Source records:
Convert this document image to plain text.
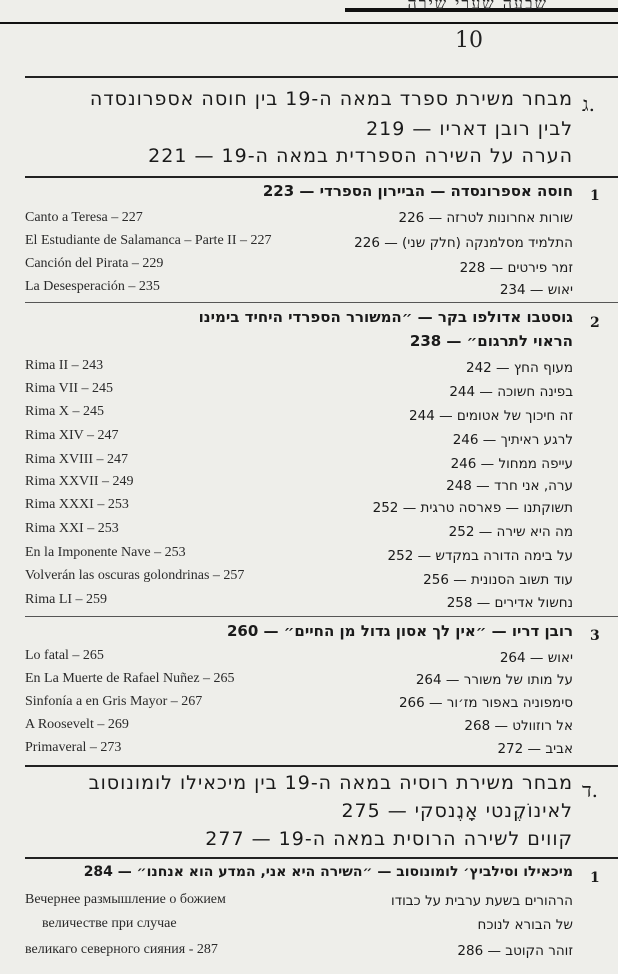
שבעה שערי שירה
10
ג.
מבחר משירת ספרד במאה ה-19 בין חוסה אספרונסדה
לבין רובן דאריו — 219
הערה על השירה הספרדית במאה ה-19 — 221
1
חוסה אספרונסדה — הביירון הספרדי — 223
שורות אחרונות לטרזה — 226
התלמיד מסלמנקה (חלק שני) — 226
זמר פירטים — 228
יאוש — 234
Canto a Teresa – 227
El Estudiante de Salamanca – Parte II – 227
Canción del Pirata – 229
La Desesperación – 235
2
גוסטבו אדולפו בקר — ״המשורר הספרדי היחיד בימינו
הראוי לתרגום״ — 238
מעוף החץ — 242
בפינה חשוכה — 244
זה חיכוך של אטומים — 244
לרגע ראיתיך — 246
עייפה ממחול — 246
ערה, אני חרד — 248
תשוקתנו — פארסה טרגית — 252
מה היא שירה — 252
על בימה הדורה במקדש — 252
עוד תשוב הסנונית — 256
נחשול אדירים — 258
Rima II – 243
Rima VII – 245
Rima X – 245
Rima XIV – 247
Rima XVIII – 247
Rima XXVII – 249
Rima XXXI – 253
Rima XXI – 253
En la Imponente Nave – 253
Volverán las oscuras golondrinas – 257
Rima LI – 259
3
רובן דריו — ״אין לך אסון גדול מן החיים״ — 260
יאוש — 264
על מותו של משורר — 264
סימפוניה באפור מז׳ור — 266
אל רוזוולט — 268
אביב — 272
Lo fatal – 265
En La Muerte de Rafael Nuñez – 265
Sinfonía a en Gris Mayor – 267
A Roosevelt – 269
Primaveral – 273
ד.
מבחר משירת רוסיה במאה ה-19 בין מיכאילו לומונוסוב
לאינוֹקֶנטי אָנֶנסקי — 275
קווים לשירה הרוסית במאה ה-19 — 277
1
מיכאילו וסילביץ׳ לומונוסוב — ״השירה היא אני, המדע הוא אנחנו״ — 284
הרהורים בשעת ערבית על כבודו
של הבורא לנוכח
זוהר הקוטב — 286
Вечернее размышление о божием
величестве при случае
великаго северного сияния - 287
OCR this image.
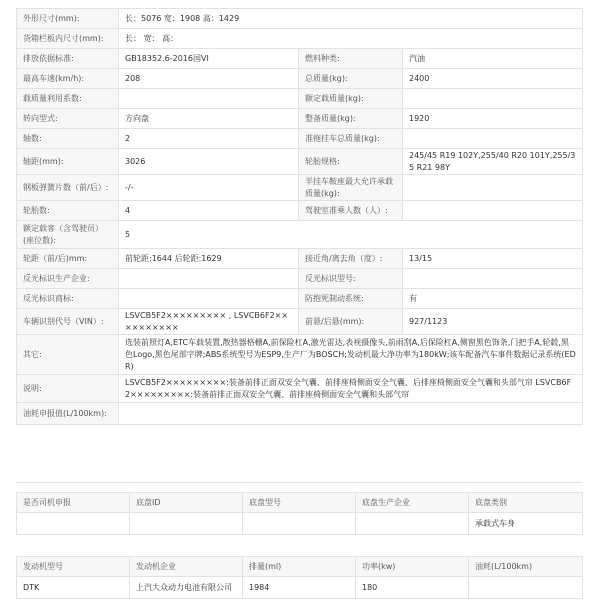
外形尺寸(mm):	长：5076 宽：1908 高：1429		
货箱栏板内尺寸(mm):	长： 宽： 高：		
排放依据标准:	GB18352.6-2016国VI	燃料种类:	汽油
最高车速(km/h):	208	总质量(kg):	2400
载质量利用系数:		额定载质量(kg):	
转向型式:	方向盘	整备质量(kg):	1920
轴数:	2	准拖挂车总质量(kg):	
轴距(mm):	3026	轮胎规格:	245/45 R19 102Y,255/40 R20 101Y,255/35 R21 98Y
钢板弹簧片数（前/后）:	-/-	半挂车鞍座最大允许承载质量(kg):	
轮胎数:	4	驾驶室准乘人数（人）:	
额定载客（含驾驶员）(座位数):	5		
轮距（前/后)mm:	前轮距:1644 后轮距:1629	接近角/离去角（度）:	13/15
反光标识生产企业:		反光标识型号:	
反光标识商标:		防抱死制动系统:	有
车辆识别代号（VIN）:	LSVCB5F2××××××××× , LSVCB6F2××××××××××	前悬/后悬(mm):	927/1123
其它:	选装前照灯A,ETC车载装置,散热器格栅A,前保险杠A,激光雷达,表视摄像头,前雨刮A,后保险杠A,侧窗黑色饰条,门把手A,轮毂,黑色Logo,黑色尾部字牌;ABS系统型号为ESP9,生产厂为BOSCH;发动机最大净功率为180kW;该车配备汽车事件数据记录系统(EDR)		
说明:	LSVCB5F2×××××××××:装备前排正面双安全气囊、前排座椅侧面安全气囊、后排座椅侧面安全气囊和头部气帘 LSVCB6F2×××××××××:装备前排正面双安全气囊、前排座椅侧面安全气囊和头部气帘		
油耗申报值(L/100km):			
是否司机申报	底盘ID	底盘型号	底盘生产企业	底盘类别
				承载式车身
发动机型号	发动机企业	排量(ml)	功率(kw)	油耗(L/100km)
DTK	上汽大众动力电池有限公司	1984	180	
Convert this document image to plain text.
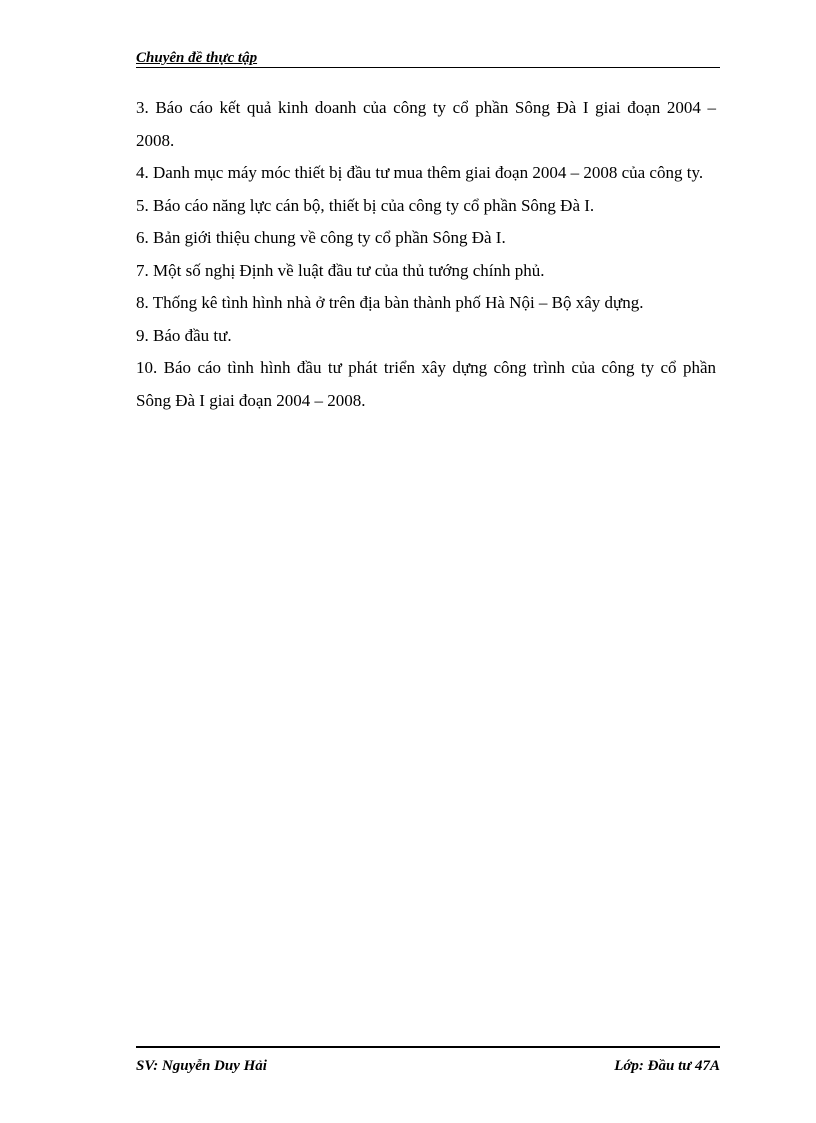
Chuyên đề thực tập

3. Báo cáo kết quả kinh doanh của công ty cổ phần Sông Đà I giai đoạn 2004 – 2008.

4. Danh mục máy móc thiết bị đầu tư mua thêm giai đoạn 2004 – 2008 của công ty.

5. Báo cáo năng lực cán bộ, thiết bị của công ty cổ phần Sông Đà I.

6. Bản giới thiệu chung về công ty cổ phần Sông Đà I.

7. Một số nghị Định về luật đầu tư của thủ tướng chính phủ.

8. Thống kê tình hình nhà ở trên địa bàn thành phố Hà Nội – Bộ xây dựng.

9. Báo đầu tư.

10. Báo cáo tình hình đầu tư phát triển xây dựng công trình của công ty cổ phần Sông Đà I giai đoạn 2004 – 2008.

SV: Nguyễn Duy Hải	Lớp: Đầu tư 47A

==

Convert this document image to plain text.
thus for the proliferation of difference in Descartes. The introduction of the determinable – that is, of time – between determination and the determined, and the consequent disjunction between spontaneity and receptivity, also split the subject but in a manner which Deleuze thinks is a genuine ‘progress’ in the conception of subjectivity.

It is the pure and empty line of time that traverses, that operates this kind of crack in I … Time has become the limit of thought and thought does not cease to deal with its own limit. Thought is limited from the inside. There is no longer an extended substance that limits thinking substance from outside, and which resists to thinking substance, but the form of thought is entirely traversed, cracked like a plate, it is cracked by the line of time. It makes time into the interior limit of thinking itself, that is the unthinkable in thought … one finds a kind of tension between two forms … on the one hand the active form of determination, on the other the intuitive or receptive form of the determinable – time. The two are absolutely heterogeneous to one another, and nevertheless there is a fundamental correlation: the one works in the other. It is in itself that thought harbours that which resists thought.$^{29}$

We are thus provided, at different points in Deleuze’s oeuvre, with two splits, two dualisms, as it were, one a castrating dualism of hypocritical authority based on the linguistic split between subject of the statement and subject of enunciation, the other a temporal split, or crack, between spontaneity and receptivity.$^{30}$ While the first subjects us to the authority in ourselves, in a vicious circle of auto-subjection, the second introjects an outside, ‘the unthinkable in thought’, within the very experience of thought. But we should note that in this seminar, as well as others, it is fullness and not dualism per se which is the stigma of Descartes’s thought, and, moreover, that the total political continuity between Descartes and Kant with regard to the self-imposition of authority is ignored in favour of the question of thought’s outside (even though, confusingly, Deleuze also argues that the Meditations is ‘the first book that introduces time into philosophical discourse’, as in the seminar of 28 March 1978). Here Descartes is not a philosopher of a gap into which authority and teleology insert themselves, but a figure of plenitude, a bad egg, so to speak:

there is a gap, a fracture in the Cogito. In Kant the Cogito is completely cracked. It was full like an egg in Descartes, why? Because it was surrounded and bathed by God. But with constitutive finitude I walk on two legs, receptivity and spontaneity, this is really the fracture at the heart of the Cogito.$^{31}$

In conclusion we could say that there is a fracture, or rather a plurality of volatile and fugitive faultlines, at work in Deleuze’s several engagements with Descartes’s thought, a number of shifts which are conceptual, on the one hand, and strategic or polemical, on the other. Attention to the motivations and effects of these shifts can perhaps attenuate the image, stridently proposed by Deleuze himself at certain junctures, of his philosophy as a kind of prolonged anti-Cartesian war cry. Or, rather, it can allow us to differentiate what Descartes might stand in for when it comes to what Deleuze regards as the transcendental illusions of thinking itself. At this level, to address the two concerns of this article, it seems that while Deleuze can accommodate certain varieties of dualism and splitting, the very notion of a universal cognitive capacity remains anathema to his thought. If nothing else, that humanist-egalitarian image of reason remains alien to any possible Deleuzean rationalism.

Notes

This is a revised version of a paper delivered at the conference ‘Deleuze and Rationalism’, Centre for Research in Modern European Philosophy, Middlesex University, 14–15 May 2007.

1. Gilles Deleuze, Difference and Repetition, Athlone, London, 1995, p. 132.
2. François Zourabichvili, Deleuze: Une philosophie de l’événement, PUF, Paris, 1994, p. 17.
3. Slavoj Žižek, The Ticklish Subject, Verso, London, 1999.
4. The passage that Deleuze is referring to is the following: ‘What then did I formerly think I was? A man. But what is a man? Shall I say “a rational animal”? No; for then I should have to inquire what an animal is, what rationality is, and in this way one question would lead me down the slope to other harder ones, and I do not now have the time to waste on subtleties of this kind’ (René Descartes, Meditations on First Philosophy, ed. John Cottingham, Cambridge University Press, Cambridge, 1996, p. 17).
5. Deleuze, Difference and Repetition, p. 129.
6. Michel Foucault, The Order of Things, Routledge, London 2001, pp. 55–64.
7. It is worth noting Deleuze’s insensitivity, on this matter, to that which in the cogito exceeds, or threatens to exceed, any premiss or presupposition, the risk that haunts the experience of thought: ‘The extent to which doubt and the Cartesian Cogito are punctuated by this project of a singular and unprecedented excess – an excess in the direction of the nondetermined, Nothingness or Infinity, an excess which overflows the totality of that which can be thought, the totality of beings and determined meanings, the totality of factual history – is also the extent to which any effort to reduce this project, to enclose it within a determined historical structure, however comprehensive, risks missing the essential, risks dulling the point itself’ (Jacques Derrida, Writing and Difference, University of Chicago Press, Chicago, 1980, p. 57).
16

→ Aim of the exercise
Find the word "hình" and list each line it appears in.

→ Reply to the exercise
8. Thống kê tình hình nhà ở trên địa bàn thành phố Hà Nội – Bộ xây dựng.
10. Báo cáo tình hình đầu tư phát triển xây dựng công trình của công ty cổ phần Sông Đà I giai đoạn 2004 – 2008.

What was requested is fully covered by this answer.